» Task requirements: Report every line in the listing that contains the string "Random".

++++ Material shown ++++

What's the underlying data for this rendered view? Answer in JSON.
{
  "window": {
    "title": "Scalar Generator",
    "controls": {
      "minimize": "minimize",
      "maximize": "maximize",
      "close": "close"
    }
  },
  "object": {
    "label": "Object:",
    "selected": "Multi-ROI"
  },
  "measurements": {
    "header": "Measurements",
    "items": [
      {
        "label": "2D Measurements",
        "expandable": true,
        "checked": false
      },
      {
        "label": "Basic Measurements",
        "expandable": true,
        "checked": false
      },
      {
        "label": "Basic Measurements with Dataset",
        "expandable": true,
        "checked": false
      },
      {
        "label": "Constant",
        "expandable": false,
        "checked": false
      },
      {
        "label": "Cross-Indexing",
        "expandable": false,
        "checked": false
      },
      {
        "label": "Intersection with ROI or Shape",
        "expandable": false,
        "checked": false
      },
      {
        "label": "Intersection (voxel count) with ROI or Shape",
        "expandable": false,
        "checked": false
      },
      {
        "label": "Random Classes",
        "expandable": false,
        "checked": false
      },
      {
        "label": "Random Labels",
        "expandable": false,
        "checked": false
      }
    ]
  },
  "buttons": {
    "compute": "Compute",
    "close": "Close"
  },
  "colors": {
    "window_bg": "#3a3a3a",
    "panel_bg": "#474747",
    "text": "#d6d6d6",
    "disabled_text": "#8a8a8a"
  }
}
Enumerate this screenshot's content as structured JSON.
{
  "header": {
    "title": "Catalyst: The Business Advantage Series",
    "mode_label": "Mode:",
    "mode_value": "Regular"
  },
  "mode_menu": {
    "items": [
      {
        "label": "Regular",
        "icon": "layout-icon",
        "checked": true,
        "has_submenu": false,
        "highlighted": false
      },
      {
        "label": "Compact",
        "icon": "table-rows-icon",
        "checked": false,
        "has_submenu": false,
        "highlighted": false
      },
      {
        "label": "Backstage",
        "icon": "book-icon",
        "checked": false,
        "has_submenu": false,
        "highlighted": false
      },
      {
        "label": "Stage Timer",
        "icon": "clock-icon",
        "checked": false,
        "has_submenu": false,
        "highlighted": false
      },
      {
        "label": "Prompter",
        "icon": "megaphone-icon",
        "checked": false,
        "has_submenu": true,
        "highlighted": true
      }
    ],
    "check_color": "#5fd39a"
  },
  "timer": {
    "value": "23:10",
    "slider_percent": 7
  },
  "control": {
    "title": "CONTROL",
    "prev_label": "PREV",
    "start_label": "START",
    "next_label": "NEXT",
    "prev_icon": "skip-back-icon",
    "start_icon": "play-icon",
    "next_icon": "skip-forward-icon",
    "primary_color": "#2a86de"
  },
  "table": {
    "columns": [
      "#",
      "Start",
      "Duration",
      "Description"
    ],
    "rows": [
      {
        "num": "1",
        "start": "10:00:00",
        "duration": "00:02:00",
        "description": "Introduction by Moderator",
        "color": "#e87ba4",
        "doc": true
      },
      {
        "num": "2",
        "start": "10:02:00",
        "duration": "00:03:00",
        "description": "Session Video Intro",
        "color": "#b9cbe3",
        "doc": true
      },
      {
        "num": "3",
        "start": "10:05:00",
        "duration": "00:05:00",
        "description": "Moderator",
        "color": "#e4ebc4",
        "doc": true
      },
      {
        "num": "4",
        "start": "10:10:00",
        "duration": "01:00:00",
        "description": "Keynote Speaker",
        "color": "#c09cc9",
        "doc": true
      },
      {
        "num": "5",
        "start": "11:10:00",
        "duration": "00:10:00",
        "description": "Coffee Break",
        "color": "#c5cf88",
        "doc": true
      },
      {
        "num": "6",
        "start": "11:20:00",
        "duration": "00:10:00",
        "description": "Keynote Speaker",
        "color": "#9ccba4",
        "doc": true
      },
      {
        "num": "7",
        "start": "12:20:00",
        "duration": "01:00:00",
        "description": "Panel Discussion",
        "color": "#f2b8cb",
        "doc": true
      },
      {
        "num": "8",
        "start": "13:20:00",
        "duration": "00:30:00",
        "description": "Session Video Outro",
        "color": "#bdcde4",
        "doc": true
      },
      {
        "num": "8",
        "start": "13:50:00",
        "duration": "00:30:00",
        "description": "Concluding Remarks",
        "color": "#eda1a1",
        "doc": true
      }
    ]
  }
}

++++

» Correct output:
        "label": "Random Classes",
        "label": "Random Labels",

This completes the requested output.